Carry none of the pictures over; write out the complete data exactly.

Collected data:
START
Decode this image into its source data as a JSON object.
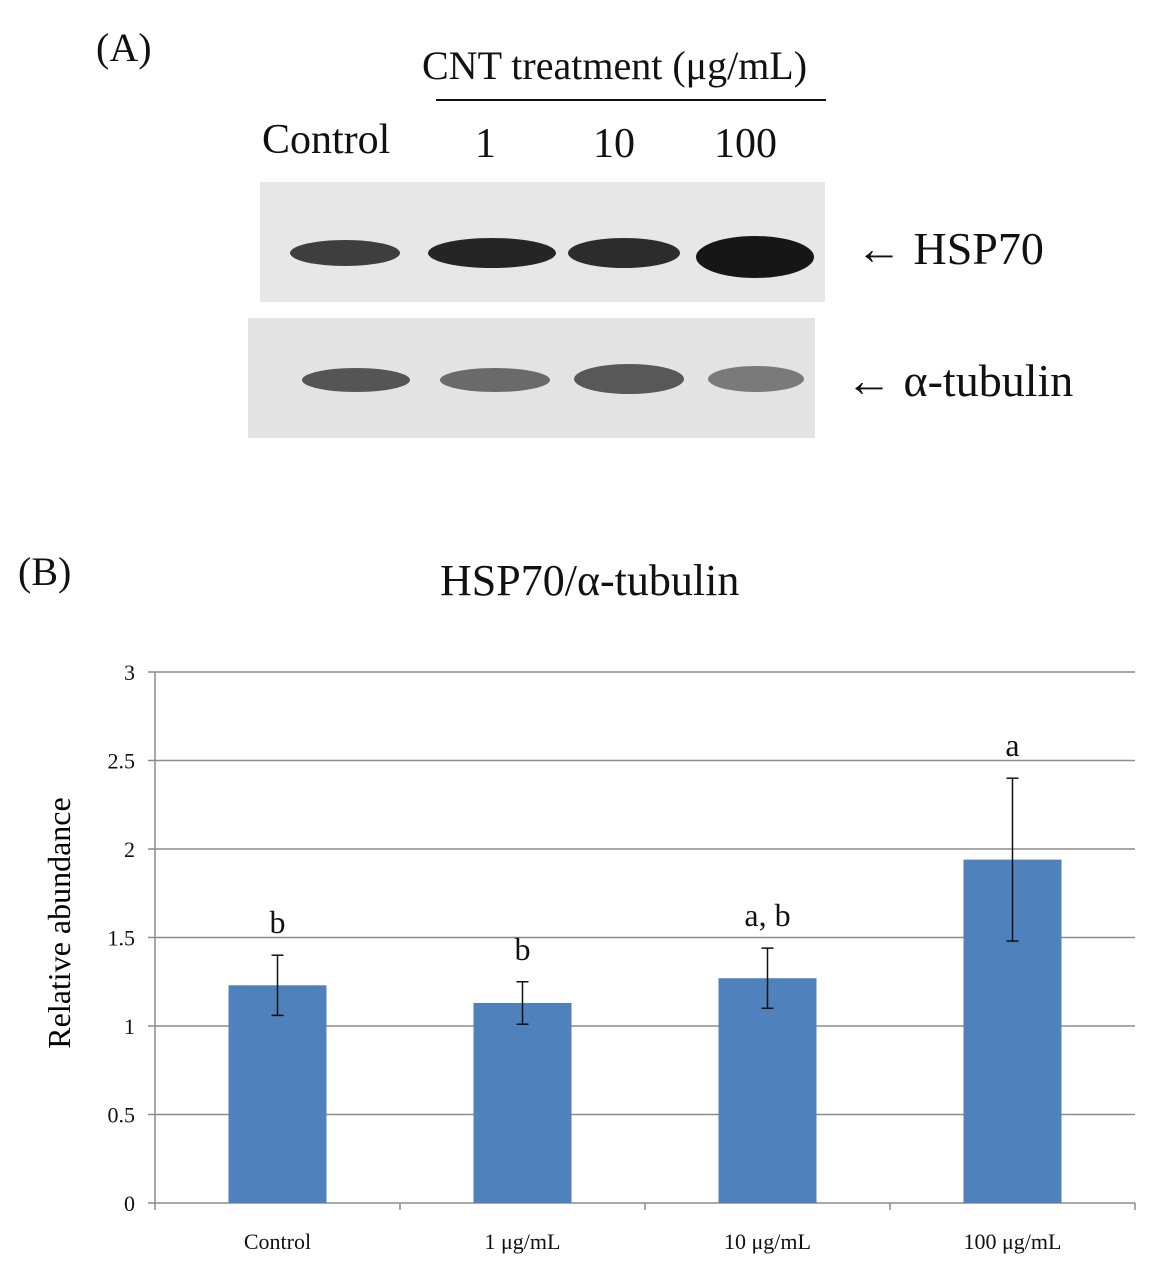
{
  "panel_a": {
    "label": "(A)",
    "header": "CNT treatment  (μg/mL)",
    "lanes": [
      "Control",
      "1",
      "10",
      "100"
    ],
    "blots": [
      {
        "arrow": "←",
        "name": "HSP70"
      },
      {
        "arrow": "←",
        "name": "α-tubulin"
      }
    ]
  },
  "panel_b": {
    "label": "(B)"
  },
  "chart_data": {
    "type": "bar",
    "title": "HSP70/α-tubulin",
    "xlabel": "",
    "ylabel": "Relative abundance",
    "categories": [
      "Control",
      "1 μg/mL",
      "10 μg/mL",
      "100 μg/mL"
    ],
    "values": [
      1.23,
      1.13,
      1.27,
      1.94
    ],
    "error": [
      0.17,
      0.12,
      0.17,
      0.46
    ],
    "annotations": [
      "b",
      "b",
      "a, b",
      "a"
    ],
    "ylim": [
      0,
      3
    ],
    "yticks": [
      "0",
      "0.5",
      "1",
      "1.5",
      "2",
      "2.5",
      "3"
    ],
    "grid": true,
    "bar_color": "#4f81bd"
  }
}
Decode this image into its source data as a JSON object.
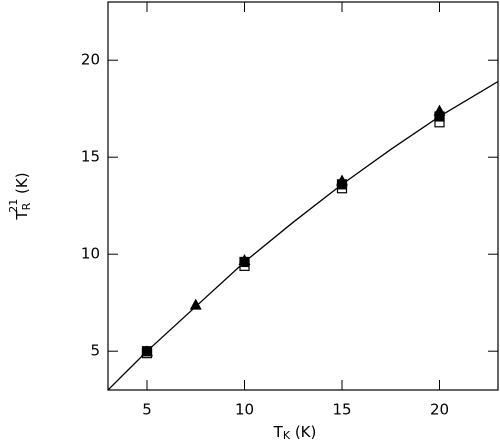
{
  "chart_data": {
    "type": "scatter",
    "x_label": [
      "T",
      "K",
      "(K)"
    ],
    "y_label": [
      "T",
      "R",
      "21",
      "(K)"
    ],
    "xlim": [
      3,
      23
    ],
    "ylim": [
      3,
      23
    ],
    "xticks": [
      5,
      10,
      15,
      20
    ],
    "yticks": [
      5,
      10,
      15,
      20
    ],
    "series": [
      {
        "marker": "open-square",
        "color": "#000000",
        "x": [
          5,
          10,
          15,
          20
        ],
        "values": [
          4.9,
          9.4,
          13.4,
          16.8
        ]
      },
      {
        "marker": "filled-square",
        "color": "#000000",
        "x": [
          5,
          10,
          15,
          20
        ],
        "values": [
          5.0,
          9.6,
          13.6,
          17.1
        ]
      },
      {
        "marker": "triangle",
        "color": "#000000",
        "x": [
          5,
          7.5,
          10,
          15,
          20
        ],
        "values": [
          5.0,
          7.4,
          9.7,
          13.8,
          17.4
        ]
      },
      {
        "marker": "line",
        "color": "#000000",
        "x": [
          3,
          5,
          7.5,
          10,
          12.5,
          15,
          17.5,
          20,
          23
        ],
        "values": [
          3.0,
          5.0,
          7.3,
          9.6,
          11.65,
          13.6,
          15.4,
          17.1,
          18.9
        ]
      }
    ]
  }
}
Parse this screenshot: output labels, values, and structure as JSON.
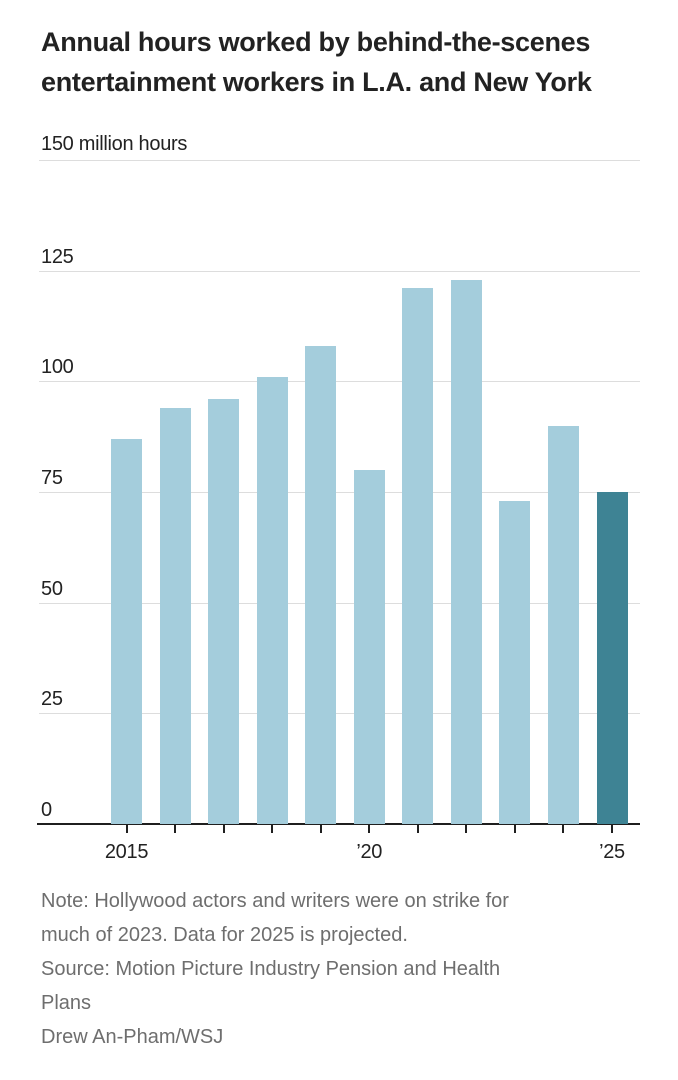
{
  "title": {
    "line1": "Annual hours worked by behind-the-scenes",
    "line2": "entertainment workers in L.A. and New York"
  },
  "chart_data": {
    "type": "bar",
    "title": "Annual hours worked by behind-the-scenes entertainment workers in L.A. and New York",
    "unit_label": "150 million hours",
    "ylabel": "million hours",
    "categories": [
      2015,
      2016,
      2017,
      2018,
      2019,
      2020,
      2021,
      2022,
      2023,
      2024,
      2025
    ],
    "values": [
      87,
      94,
      96,
      101,
      108,
      80,
      121,
      123,
      73,
      90,
      75
    ],
    "ylim": [
      0,
      150
    ],
    "ytick_step": 25,
    "grid": true,
    "xtick_labels": [
      {
        "index": 0,
        "label": "2015"
      },
      {
        "index": 5,
        "label": "’20"
      },
      {
        "index": 10,
        "label": "’25"
      }
    ],
    "highlight_index": 10,
    "colors": {
      "bar": "#a4cddc",
      "highlight_bar": "#3e8394",
      "gridline": "#dddddd",
      "axis": "#1f1f1f",
      "text": "#222222"
    }
  },
  "footer": {
    "note_lines": [
      "Note: Hollywood actors and writers were on strike for",
      "much of 2023. Data for 2025 is projected."
    ],
    "source_lines": [
      "Source: Motion Picture Industry Pension and Health",
      "Plans"
    ],
    "credit": "Drew An-Pham/WSJ"
  }
}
END
Finished answer =
Decode this image into its source data as a JSON object.
{
  "panel_a": {
    "label": "(A)",
    "header": "CNT treatment  (μg/mL)",
    "lanes": [
      "Control",
      "1",
      "10",
      "100"
    ],
    "blots": [
      {
        "arrow": "←",
        "name": "HSP70"
      },
      {
        "arrow": "←",
        "name": "α-tubulin"
      }
    ]
  },
  "panel_b": {
    "label": "(B)"
  },
  "chart_data": {
    "type": "bar",
    "title": "HSP70/α-tubulin",
    "xlabel": "",
    "ylabel": "Relative abundance",
    "categories": [
      "Control",
      "1 μg/mL",
      "10 μg/mL",
      "100 μg/mL"
    ],
    "values": [
      1.23,
      1.13,
      1.27,
      1.94
    ],
    "error": [
      0.17,
      0.12,
      0.17,
      0.46
    ],
    "annotations": [
      "b",
      "b",
      "a, b",
      "a"
    ],
    "ylim": [
      0,
      3
    ],
    "yticks": [
      "0",
      "0.5",
      "1",
      "1.5",
      "2",
      "2.5",
      "3"
    ],
    "grid": true,
    "bar_color": "#4f81bd"
  }
}
Decode this image into its source data as a JSON object.
{
  "chart_data": {
    "type": "scatter",
    "x_label": [
      "T",
      "K",
      "(K)"
    ],
    "y_label": [
      "T",
      "R",
      "21",
      "(K)"
    ],
    "xlim": [
      3,
      23
    ],
    "ylim": [
      3,
      23
    ],
    "xticks": [
      5,
      10,
      15,
      20
    ],
    "yticks": [
      5,
      10,
      15,
      20
    ],
    "series": [
      {
        "marker": "open-square",
        "color": "#000000",
        "x": [
          5,
          10,
          15,
          20
        ],
        "values": [
          4.9,
          9.4,
          13.4,
          16.8
        ]
      },
      {
        "marker": "filled-square",
        "color": "#000000",
        "x": [
          5,
          10,
          15,
          20
        ],
        "values": [
          5.0,
          9.6,
          13.6,
          17.1
        ]
      },
      {
        "marker": "triangle",
        "color": "#000000",
        "x": [
          5,
          7.5,
          10,
          15,
          20
        ],
        "values": [
          5.0,
          7.4,
          9.7,
          13.8,
          17.4
        ]
      },
      {
        "marker": "line",
        "color": "#000000",
        "x": [
          3,
          5,
          7.5,
          10,
          12.5,
          15,
          17.5,
          20,
          23
        ],
        "values": [
          3.0,
          5.0,
          7.3,
          9.6,
          11.65,
          13.6,
          15.4,
          17.1,
          18.9
        ]
      }
    ]
  }
}
Parse this screenshot: output labels, values, and structure as JSON.
{
  "title": {
    "line1": "Annual hours worked by behind-the-scenes",
    "line2": "entertainment workers in L.A. and New York"
  },
  "chart_data": {
    "type": "bar",
    "title": "Annual hours worked by behind-the-scenes entertainment workers in L.A. and New York",
    "unit_label": "150 million hours",
    "ylabel": "million hours",
    "categories": [
      2015,
      2016,
      2017,
      2018,
      2019,
      2020,
      2021,
      2022,
      2023,
      2024,
      2025
    ],
    "values": [
      87,
      94,
      96,
      101,
      108,
      80,
      121,
      123,
      73,
      90,
      75
    ],
    "ylim": [
      0,
      150
    ],
    "ytick_step": 25,
    "grid": true,
    "xtick_labels": [
      {
        "index": 0,
        "label": "2015"
      },
      {
        "index": 5,
        "label": "’20"
      },
      {
        "index": 10,
        "label": "’25"
      }
    ],
    "highlight_index": 10,
    "colors": {
      "bar": "#a4cddc",
      "highlight_bar": "#3e8394",
      "gridline": "#dddddd",
      "axis": "#1f1f1f",
      "text": "#222222"
    }
  },
  "footer": {
    "note_lines": [
      "Note: Hollywood actors and writers were on strike for",
      "much of 2023. Data for 2025 is projected."
    ],
    "source_lines": [
      "Source: Motion Picture Industry Pension and Health",
      "Plans"
    ],
    "credit": "Drew An-Pham/WSJ"
  }
}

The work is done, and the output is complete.